> Task objective
Write out the records below word for word, please.
··· Input data
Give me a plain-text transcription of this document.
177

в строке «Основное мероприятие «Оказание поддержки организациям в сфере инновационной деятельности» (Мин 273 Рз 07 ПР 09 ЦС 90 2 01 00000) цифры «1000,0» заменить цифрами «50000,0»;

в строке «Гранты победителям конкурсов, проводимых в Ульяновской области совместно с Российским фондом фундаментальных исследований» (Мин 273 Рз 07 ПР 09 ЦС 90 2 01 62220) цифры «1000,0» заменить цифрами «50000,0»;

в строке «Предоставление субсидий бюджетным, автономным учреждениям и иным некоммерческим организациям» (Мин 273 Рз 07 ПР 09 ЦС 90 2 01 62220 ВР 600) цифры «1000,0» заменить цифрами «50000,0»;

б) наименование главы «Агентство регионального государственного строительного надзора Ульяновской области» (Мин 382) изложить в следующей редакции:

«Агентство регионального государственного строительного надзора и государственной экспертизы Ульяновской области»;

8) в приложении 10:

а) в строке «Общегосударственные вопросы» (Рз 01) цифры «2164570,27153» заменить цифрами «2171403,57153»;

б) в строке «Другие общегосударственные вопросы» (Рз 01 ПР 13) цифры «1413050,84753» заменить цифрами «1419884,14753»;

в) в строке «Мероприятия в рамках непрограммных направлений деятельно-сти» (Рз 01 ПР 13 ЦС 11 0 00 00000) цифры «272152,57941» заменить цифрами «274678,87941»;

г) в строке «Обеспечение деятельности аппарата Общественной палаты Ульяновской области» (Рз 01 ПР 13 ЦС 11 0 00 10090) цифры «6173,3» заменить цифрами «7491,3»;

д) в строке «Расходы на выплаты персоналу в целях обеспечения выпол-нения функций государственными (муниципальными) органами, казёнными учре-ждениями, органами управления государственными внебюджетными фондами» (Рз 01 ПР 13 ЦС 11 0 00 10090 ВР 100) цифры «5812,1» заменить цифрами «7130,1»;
······
> Exercise output
Give me a plain-text transcription of this document.
177

в строке «Основное мероприятие «Оказание поддержки организациям в сфере инновационной деятельности» (Мин 273 Рз 07 ПР 09 ЦС 90 2 01 00000) цифры «1000,0» заменить цифрами «50000,0»;

в строке «Гранты победителям конкурсов, проводимых в Ульяновской области совместно с Российским фондом фундаментальных исследований» (Мин 273 Рз 07 ПР 09 ЦС 90 2 01 62220) цифры «1000,0» заменить цифрами «50000,0»;

в строке «Предоставление субсидий бюджетным, автономным учреждениям и иным некоммерческим организациям» (Мин 273 Рз 07 ПР 09 ЦС 90 2 01 62220 ВР 600) цифры «1000,0» заменить цифрами «50000,0»;

б) наименование главы «Агентство регионального государственного строительного надзора Ульяновской области» (Мин 382) изложить в следующей редакции:

«Агентство регионального государственного строительного надзора и государственной экспертизы Ульяновской области»;

8) в приложении 10:

а) в строке «Общегосударственные вопросы» (Рз 01) цифры «2164570,27153» заменить цифрами «2171403,57153»;

б) в строке «Другие общегосударственные вопросы» (Рз 01 ПР 13) цифры «1413050,84753» заменить цифрами «1419884,14753»;

в) в строке «Мероприятия в рамках непрограммных направлений деятельно-сти» (Рз 01 ПР 13 ЦС 11 0 00 00000) цифры «272152,57941» заменить цифрами «274678,87941»;

г) в строке «Обеспечение деятельности аппарата Общественной палаты Ульяновской области» (Рз 01 ПР 13 ЦС 11 0 00 10090) цифры «6173,3» заменить цифрами «7491,3»;

д) в строке «Расходы на выплаты персоналу в целях обеспечения выпол-нения функций государственными (муниципальными) органами, казёнными учре-ждениями, органами управления государственными внебюджетными фондами» (Рз 01 ПР 13 ЦС 11 0 00 10090 ВР 100) цифры «5812,1» заменить цифрами «7130,1»;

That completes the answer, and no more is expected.